Do any lines in the data below contain "Female"? If so, copy every one of them.

== Source records

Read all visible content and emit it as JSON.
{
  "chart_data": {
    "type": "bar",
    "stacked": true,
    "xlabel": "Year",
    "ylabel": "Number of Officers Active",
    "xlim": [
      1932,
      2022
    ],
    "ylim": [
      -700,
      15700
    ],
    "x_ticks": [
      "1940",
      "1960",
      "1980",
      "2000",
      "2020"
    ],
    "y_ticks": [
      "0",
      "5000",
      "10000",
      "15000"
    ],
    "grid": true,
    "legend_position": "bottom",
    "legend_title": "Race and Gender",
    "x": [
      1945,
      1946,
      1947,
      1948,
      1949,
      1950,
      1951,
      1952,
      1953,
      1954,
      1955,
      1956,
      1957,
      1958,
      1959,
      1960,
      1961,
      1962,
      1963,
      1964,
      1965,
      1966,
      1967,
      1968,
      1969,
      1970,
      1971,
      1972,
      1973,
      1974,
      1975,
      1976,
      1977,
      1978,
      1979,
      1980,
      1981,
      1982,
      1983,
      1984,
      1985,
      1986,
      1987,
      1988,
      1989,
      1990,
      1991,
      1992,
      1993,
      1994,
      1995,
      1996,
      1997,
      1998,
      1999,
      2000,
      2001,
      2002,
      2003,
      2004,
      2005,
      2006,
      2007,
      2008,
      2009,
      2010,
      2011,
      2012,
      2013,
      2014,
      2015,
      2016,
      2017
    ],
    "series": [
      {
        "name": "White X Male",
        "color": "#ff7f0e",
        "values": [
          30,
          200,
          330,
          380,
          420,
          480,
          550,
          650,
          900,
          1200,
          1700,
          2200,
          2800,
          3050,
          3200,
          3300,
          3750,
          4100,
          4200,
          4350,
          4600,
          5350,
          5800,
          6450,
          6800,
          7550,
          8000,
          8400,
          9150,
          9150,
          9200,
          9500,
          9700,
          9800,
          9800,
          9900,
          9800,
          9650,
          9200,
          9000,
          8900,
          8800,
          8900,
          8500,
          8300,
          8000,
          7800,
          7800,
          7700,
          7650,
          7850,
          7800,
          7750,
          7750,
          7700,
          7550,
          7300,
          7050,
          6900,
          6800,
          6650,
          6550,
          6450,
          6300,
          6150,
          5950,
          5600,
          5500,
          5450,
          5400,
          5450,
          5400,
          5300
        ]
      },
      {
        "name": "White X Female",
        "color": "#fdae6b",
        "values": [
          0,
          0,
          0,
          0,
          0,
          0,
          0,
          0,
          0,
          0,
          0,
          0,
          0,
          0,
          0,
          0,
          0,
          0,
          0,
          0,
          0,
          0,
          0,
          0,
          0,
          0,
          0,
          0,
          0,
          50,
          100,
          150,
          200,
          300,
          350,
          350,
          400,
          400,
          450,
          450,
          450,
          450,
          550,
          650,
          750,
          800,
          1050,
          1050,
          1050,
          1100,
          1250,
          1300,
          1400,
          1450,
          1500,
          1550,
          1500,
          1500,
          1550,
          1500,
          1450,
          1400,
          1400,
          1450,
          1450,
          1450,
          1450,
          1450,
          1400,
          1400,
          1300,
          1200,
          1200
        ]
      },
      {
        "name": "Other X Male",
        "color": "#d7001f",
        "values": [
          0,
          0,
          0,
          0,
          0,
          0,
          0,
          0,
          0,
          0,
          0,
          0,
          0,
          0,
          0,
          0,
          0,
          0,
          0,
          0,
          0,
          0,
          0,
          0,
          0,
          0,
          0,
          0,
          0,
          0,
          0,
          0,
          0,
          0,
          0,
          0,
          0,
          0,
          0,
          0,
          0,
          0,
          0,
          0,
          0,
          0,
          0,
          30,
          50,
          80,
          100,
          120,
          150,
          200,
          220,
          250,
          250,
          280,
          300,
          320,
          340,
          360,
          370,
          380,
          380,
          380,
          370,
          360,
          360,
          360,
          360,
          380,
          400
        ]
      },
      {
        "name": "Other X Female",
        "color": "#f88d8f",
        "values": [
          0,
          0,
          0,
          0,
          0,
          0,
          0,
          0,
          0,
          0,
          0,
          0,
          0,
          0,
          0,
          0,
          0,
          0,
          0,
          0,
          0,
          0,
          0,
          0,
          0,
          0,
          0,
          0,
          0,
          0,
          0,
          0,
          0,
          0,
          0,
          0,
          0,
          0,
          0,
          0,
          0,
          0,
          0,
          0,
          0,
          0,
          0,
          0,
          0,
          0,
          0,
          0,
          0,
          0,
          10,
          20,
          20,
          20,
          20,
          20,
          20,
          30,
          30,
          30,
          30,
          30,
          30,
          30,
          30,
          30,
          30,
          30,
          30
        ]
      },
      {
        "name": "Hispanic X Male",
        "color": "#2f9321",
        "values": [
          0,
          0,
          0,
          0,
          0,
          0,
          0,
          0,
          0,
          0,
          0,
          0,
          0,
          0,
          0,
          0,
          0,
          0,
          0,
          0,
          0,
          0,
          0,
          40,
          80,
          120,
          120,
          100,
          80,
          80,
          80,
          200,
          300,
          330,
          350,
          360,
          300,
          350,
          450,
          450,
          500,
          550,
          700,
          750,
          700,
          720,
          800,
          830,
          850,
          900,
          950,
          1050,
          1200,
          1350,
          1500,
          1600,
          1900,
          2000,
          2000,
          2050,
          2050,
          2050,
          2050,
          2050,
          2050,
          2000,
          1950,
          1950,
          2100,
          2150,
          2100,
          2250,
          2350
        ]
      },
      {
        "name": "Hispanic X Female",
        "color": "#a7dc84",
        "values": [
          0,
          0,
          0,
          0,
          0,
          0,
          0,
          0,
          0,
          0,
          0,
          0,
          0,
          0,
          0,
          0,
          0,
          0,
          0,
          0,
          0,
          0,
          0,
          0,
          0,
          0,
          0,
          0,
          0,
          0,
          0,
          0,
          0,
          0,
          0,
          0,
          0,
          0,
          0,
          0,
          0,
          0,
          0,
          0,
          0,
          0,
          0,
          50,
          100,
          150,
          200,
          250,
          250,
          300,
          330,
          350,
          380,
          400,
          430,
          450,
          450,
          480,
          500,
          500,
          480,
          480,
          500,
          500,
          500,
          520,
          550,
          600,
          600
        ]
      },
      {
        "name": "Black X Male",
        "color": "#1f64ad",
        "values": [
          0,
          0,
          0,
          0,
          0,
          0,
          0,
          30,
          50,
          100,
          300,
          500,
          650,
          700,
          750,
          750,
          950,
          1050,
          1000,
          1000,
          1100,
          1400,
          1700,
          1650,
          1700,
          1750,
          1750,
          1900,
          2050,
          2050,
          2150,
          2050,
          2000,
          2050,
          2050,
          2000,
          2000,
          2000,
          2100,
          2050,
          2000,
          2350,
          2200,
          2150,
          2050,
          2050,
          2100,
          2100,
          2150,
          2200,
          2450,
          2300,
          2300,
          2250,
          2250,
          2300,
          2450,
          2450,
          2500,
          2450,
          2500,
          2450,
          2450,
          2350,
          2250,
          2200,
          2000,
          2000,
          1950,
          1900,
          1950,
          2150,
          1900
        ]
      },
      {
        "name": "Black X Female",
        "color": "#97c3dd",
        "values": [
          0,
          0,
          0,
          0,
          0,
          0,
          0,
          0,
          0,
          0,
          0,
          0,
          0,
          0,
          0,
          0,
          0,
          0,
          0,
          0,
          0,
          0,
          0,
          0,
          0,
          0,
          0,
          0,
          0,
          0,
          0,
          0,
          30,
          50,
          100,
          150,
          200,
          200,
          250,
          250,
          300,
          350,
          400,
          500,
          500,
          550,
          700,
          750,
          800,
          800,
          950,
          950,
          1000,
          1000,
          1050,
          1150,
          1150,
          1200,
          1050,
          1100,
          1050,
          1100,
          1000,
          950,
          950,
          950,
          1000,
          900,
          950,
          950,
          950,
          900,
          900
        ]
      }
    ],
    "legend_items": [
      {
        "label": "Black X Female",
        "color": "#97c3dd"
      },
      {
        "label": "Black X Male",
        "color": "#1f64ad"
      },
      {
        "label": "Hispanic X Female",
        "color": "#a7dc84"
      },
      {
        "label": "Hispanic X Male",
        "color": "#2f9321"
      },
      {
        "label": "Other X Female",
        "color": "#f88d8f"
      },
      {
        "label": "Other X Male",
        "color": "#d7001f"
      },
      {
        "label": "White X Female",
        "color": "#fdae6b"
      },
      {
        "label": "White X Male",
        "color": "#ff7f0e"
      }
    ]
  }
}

====

== Output for this task ==
        "name": "White X Female",
        "name": "Other X Female",
        "name": "Hispanic X Female",
        "name": "Black X Female",
        "label": "Black X Female",
        "label": "Hispanic X Female",
        "label": "Other X Female",
        "label": "White X Female",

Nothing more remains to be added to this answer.